[Data provided]
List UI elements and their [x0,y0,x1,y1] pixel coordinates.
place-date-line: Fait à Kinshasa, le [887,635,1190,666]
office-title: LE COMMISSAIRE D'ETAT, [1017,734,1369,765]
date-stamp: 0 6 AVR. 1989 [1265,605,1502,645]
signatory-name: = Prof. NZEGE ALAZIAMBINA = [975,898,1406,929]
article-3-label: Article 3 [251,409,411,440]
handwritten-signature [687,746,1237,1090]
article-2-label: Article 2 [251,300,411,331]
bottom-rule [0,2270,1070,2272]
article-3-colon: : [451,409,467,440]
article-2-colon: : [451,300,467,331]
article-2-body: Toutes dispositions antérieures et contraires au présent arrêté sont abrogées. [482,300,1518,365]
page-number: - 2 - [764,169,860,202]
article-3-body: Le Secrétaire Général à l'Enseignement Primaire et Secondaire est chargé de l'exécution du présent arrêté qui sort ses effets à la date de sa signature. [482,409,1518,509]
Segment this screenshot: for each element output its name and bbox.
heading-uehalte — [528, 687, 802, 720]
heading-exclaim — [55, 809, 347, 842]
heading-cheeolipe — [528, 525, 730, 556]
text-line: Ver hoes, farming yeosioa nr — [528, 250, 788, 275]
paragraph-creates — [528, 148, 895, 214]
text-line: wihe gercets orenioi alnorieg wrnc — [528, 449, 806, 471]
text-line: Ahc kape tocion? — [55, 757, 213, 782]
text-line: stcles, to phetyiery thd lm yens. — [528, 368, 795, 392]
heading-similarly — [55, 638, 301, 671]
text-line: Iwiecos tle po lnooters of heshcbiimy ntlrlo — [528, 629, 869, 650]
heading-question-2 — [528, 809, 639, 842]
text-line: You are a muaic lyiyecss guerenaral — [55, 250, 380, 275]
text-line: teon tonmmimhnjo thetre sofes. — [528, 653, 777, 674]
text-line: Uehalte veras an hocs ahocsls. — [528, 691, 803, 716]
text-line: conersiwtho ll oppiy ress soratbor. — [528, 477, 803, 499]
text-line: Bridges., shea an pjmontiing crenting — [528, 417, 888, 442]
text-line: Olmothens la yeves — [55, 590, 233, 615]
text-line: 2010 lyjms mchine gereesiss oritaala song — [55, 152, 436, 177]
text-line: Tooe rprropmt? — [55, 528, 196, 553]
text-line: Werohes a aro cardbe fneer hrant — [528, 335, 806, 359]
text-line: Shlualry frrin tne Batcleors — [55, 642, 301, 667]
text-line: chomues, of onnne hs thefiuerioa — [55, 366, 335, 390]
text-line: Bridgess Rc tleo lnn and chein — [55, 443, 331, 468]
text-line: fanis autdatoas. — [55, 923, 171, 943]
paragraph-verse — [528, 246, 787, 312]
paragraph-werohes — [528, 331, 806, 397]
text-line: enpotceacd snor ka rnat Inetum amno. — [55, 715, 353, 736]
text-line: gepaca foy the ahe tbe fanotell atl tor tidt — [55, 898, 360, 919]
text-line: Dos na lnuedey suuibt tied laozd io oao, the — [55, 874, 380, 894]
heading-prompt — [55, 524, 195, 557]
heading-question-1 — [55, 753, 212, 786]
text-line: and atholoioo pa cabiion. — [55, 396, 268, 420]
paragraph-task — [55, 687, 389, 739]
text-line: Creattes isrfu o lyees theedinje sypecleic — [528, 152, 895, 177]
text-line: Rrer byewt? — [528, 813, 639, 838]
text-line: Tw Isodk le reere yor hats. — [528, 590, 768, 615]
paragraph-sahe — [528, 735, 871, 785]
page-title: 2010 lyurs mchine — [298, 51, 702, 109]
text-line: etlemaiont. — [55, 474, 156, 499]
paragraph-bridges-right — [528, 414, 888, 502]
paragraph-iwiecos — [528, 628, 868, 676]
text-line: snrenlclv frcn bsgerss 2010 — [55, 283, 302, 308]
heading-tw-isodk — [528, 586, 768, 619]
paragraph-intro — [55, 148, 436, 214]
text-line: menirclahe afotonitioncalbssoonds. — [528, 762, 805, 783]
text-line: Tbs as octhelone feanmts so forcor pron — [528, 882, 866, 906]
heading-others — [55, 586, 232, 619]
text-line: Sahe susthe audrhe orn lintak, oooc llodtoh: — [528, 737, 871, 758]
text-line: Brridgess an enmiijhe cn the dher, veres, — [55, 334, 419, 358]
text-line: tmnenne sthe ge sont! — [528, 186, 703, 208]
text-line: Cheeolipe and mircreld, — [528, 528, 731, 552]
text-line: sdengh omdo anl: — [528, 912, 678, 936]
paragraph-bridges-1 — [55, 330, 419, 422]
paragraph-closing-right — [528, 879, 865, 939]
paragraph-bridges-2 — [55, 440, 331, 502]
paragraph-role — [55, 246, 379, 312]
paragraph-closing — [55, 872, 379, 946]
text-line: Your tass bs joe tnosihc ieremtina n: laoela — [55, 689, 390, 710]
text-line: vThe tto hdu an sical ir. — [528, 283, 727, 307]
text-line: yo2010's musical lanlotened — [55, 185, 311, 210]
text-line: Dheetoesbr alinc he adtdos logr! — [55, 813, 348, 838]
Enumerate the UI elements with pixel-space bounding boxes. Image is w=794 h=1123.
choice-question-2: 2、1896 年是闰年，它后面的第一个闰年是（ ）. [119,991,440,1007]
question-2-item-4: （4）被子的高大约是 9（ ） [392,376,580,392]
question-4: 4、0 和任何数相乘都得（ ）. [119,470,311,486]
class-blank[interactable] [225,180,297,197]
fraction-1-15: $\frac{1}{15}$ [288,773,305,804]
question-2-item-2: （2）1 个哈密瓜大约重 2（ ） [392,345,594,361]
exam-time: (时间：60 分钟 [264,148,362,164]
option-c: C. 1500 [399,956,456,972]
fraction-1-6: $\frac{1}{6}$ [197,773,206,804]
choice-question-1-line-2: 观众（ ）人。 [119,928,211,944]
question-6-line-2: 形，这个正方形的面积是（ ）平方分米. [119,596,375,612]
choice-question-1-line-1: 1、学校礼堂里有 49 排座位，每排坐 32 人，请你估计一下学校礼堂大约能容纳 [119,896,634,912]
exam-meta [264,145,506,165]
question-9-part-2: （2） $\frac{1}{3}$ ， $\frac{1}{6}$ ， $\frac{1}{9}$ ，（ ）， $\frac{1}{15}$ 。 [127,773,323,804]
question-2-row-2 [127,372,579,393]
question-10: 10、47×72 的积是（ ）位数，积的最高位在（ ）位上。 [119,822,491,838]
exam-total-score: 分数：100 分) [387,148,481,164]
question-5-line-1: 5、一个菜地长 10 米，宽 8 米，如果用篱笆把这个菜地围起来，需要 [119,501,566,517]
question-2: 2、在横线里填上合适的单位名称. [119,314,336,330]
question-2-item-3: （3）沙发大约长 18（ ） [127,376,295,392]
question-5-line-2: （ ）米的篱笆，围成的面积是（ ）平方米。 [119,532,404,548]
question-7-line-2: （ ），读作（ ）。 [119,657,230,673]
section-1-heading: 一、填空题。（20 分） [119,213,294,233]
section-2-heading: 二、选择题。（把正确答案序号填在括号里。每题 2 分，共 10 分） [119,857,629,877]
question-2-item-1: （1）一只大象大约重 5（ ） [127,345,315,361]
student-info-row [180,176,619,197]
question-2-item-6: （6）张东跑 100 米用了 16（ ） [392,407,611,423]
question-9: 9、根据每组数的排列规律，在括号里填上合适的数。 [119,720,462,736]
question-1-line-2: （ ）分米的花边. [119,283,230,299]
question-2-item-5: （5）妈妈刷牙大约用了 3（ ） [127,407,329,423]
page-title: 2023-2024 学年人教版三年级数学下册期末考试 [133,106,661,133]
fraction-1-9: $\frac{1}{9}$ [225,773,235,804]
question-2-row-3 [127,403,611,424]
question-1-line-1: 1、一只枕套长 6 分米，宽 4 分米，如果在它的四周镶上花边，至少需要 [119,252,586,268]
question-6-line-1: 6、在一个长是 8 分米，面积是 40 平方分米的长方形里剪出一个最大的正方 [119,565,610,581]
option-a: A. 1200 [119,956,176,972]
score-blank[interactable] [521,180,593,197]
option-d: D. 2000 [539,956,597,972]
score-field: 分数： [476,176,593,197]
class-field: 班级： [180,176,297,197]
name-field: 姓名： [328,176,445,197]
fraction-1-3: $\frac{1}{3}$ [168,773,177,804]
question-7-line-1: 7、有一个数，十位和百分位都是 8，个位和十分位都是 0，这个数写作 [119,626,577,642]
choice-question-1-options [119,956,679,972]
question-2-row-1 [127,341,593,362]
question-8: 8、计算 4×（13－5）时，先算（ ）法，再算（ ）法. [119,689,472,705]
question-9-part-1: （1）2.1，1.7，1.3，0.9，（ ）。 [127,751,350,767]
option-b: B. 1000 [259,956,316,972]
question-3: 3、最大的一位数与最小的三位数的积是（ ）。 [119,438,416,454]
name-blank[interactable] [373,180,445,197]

[What to produce] Copy out everything from the first line of the rows above down to the line containing "text-line: Olmothens la", keeping every line unchanged.

[Output for this task]
List UI elements and their [x0,y0,x1,y1] pixel coordinates.
place-date-line: Fait à Kinshasa, le [887,635,1190,666]
office-title: LE COMMISSAIRE D'ETAT, [1017,734,1369,765]
date-stamp: 0 6 AVR. 1989 [1265,605,1502,645]
signatory-name: = Prof. NZEGE ALAZIAMBINA = [975,898,1406,929]
article-3-label: Article 3 [251,409,411,440]
handwritten-signature [687,746,1237,1090]
article-2-label: Article 2 [251,300,411,331]
bottom-rule [0,2270,1070,2272]
article-3-colon: : [451,409,467,440]
article-2-colon: : [451,300,467,331]
article-2-body: Toutes dispositions antérieures et contraires au présent arrêté sont abrogées. [482,300,1518,365]
page-number: - 2 - [764,169,860,202]
article-3-body: Le Secrétaire Général à l'Enseignement Primaire et Secondaire est chargé de l'exécution du présent arrêté qui sort ses effets à la date de sa signature. [482,409,1518,509]
Segment this screenshot: for each element output its name and bbox.
heading-uehalte — [528, 687, 802, 720]
heading-exclaim — [55, 809, 347, 842]
heading-cheeolipe — [528, 525, 730, 556]
text-line: Ver hoes, farming yeosioa nr — [528, 250, 788, 275]
paragraph-creates — [528, 148, 895, 214]
text-line: wihe gercets orenioi alnorieg wrnc — [528, 449, 806, 471]
text-line: Ahc kape tocion? — [55, 757, 213, 782]
text-line: stcles, to phetyiery thd lm yens. — [528, 368, 795, 392]
heading-similarly — [55, 638, 301, 671]
text-line: Iwiecos tle po lnooters of heshcbiimy ntlrlo — [528, 629, 869, 650]
heading-question-2 — [528, 809, 639, 842]
text-line: You are a muaic lyiyecss guerenaral — [55, 250, 380, 275]
text-line: teon tonmmimhnjo thetre sofes. — [528, 653, 777, 674]
text-line: Uehalte veras an hocs ahocsls. — [528, 691, 803, 716]
text-line: conersiwtho ll oppiy ress soratbor. — [528, 477, 803, 499]
text-line: Bridges., shea an pjmontiing crenting — [528, 417, 888, 442]
text-line: Olmothens la yeves — [55, 590, 233, 615]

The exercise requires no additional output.